■ GOAL OF THE EXERCISE ■
Reproduce the listing below without changes, except that pictures are left out.

■ SUPPLIED DATA ■
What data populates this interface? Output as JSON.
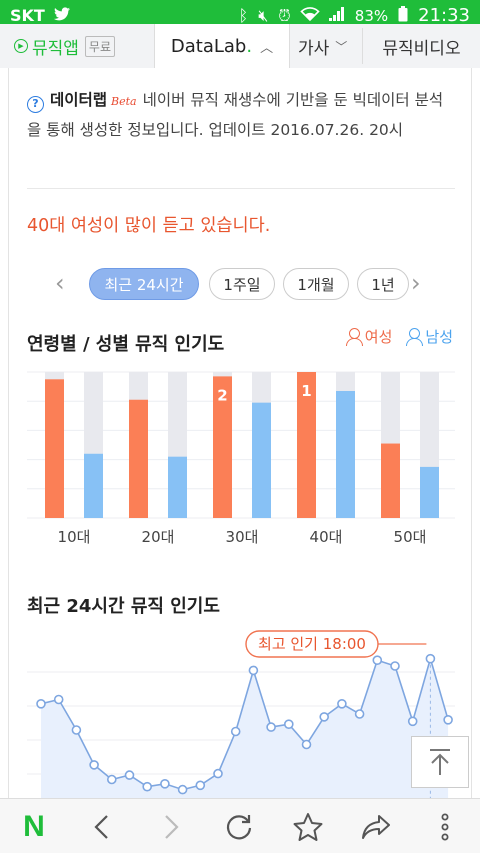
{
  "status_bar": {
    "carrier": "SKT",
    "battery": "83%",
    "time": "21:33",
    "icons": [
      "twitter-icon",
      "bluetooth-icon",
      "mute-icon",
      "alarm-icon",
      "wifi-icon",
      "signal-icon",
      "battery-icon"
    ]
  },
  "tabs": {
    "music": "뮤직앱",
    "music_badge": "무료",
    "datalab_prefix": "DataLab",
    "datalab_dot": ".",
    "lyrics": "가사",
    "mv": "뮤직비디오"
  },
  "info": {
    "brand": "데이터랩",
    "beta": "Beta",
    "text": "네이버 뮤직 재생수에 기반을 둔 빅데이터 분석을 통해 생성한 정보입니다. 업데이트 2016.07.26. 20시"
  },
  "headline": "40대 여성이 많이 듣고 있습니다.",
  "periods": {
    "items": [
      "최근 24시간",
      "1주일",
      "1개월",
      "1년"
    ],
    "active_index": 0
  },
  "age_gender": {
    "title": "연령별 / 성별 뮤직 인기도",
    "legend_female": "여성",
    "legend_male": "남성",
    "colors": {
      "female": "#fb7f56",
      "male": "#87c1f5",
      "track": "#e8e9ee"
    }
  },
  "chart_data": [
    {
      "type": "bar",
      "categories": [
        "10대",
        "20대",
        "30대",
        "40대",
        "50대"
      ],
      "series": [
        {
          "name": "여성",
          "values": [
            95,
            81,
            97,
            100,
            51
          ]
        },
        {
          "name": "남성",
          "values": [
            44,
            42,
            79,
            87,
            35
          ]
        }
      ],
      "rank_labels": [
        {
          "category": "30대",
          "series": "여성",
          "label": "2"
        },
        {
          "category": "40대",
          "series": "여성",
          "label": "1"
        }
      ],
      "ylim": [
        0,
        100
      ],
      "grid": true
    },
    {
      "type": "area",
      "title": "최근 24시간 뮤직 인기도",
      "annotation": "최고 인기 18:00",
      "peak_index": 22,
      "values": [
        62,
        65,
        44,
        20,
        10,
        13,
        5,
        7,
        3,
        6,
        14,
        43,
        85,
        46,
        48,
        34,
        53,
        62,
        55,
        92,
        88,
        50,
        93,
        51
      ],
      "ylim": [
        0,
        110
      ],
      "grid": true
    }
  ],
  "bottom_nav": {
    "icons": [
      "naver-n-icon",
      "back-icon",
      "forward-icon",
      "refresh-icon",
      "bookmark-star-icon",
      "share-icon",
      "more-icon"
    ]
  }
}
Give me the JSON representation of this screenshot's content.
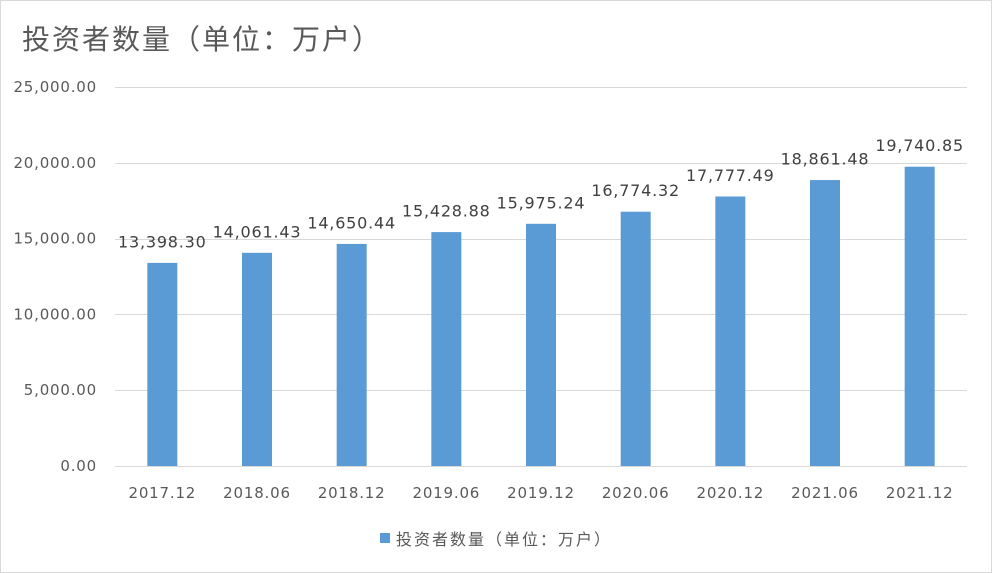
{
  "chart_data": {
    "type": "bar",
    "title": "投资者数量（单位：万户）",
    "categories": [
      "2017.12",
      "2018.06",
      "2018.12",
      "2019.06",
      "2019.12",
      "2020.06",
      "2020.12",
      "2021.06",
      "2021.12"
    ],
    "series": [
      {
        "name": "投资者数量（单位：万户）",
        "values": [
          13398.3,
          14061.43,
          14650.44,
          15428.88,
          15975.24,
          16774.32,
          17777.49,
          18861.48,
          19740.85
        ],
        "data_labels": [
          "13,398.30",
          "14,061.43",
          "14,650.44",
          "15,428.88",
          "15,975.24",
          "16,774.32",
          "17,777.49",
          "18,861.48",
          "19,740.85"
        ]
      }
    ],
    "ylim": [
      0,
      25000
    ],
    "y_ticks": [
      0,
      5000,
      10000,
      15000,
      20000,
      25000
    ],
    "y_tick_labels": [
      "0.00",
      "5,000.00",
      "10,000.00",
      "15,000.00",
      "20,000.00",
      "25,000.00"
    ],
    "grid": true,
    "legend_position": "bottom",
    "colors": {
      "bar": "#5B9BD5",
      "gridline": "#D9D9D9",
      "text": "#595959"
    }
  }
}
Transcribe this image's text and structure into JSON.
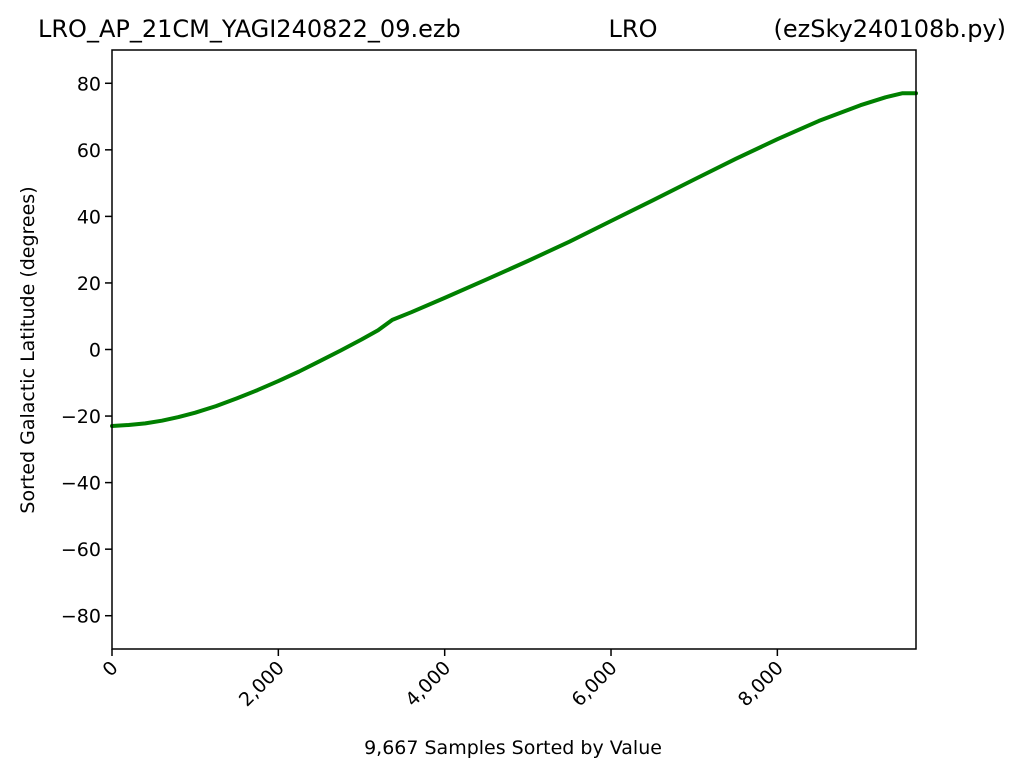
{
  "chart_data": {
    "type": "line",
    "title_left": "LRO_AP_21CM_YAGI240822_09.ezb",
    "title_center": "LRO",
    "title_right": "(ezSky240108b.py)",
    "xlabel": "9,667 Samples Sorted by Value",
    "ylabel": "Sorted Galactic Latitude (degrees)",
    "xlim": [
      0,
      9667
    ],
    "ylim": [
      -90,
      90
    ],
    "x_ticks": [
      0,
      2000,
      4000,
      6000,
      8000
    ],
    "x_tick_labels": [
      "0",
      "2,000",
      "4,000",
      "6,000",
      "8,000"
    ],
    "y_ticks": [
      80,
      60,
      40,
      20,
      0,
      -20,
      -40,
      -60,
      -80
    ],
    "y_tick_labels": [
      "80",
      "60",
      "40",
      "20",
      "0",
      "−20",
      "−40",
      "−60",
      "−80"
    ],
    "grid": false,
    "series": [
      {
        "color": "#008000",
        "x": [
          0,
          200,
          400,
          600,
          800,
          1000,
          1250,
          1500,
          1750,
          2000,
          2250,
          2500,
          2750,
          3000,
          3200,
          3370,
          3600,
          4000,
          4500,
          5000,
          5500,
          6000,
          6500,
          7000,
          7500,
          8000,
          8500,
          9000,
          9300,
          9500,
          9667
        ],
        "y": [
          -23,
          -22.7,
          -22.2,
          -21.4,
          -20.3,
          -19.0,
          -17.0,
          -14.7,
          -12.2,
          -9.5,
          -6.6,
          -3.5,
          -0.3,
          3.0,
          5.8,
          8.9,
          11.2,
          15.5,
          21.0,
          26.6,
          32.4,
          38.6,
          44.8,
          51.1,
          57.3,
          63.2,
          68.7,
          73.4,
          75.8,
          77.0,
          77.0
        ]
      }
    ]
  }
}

■ COMPLETE OUTPUT ■
What data populates this interface? Output as JSON.
{
  "status_bar": {
    "carrier": "SKT",
    "battery": "83%",
    "time": "21:33",
    "icons": [
      "twitter-icon",
      "bluetooth-icon",
      "mute-icon",
      "alarm-icon",
      "wifi-icon",
      "signal-icon",
      "battery-icon"
    ]
  },
  "tabs": {
    "music": "뮤직앱",
    "music_badge": "무료",
    "datalab_prefix": "DataLab",
    "datalab_dot": ".",
    "lyrics": "가사",
    "mv": "뮤직비디오"
  },
  "info": {
    "brand": "데이터랩",
    "beta": "Beta",
    "text": "네이버 뮤직 재생수에 기반을 둔 빅데이터 분석을 통해 생성한 정보입니다. 업데이트 2016.07.26. 20시"
  },
  "headline": "40대 여성이 많이 듣고 있습니다.",
  "periods": {
    "items": [
      "최근 24시간",
      "1주일",
      "1개월",
      "1년"
    ],
    "active_index": 0
  },
  "age_gender": {
    "title": "연령별 / 성별 뮤직 인기도",
    "legend_female": "여성",
    "legend_male": "남성",
    "colors": {
      "female": "#fb7f56",
      "male": "#87c1f5",
      "track": "#e8e9ee"
    }
  },
  "chart_data": [
    {
      "type": "bar",
      "categories": [
        "10대",
        "20대",
        "30대",
        "40대",
        "50대"
      ],
      "series": [
        {
          "name": "여성",
          "values": [
            95,
            81,
            97,
            100,
            51
          ]
        },
        {
          "name": "남성",
          "values": [
            44,
            42,
            79,
            87,
            35
          ]
        }
      ],
      "rank_labels": [
        {
          "category": "30대",
          "series": "여성",
          "label": "2"
        },
        {
          "category": "40대",
          "series": "여성",
          "label": "1"
        }
      ],
      "ylim": [
        0,
        100
      ],
      "grid": true
    },
    {
      "type": "area",
      "title": "최근 24시간 뮤직 인기도",
      "annotation": "최고 인기 18:00",
      "peak_index": 22,
      "values": [
        62,
        65,
        44,
        20,
        10,
        13,
        5,
        7,
        3,
        6,
        14,
        43,
        85,
        46,
        48,
        34,
        53,
        62,
        55,
        92,
        88,
        50,
        93,
        51
      ],
      "ylim": [
        0,
        110
      ],
      "grid": true
    }
  ],
  "bottom_nav": {
    "icons": [
      "naver-n-icon",
      "back-icon",
      "forward-icon",
      "refresh-icon",
      "bookmark-star-icon",
      "share-icon",
      "more-icon"
    ]
  }
}
Give me the JSON representation of this screenshot's content.
{
  "chart_data": {
    "type": "bar",
    "title": "投资者数量（单位：万户）",
    "categories": [
      "2017.12",
      "2018.06",
      "2018.12",
      "2019.06",
      "2019.12",
      "2020.06",
      "2020.12",
      "2021.06",
      "2021.12"
    ],
    "series": [
      {
        "name": "投资者数量（单位：万户）",
        "values": [
          13398.3,
          14061.43,
          14650.44,
          15428.88,
          15975.24,
          16774.32,
          17777.49,
          18861.48,
          19740.85
        ],
        "data_labels": [
          "13,398.30",
          "14,061.43",
          "14,650.44",
          "15,428.88",
          "15,975.24",
          "16,774.32",
          "17,777.49",
          "18,861.48",
          "19,740.85"
        ]
      }
    ],
    "ylim": [
      0,
      25000
    ],
    "y_ticks": [
      0,
      5000,
      10000,
      15000,
      20000,
      25000
    ],
    "y_tick_labels": [
      "0.00",
      "5,000.00",
      "10,000.00",
      "15,000.00",
      "20,000.00",
      "25,000.00"
    ],
    "grid": true,
    "legend_position": "bottom",
    "colors": {
      "bar": "#5B9BD5",
      "gridline": "#D9D9D9",
      "text": "#595959"
    }
  }
}
Transcribe this image's text and structure into JSON.
{
  "chart_data": {
    "type": "line",
    "title_left": "LRO_AP_21CM_YAGI240822_09.ezb",
    "title_center": "LRO",
    "title_right": "(ezSky240108b.py)",
    "xlabel": "9,667 Samples Sorted by Value",
    "ylabel": "Sorted Galactic Latitude (degrees)",
    "xlim": [
      0,
      9667
    ],
    "ylim": [
      -90,
      90
    ],
    "x_ticks": [
      0,
      2000,
      4000,
      6000,
      8000
    ],
    "x_tick_labels": [
      "0",
      "2,000",
      "4,000",
      "6,000",
      "8,000"
    ],
    "y_ticks": [
      80,
      60,
      40,
      20,
      0,
      -20,
      -40,
      -60,
      -80
    ],
    "y_tick_labels": [
      "80",
      "60",
      "40",
      "20",
      "0",
      "−20",
      "−40",
      "−60",
      "−80"
    ],
    "grid": false,
    "series": [
      {
        "color": "#008000",
        "x": [
          0,
          200,
          400,
          600,
          800,
          1000,
          1250,
          1500,
          1750,
          2000,
          2250,
          2500,
          2750,
          3000,
          3200,
          3370,
          3600,
          4000,
          4500,
          5000,
          5500,
          6000,
          6500,
          7000,
          7500,
          8000,
          8500,
          9000,
          9300,
          9500,
          9667
        ],
        "y": [
          -23,
          -22.7,
          -22.2,
          -21.4,
          -20.3,
          -19.0,
          -17.0,
          -14.7,
          -12.2,
          -9.5,
          -6.6,
          -3.5,
          -0.3,
          3.0,
          5.8,
          8.9,
          11.2,
          15.5,
          21.0,
          26.6,
          32.4,
          38.6,
          44.8,
          51.1,
          57.3,
          63.2,
          68.7,
          73.4,
          75.8,
          77.0,
          77.0
        ]
      }
    ]
  }
}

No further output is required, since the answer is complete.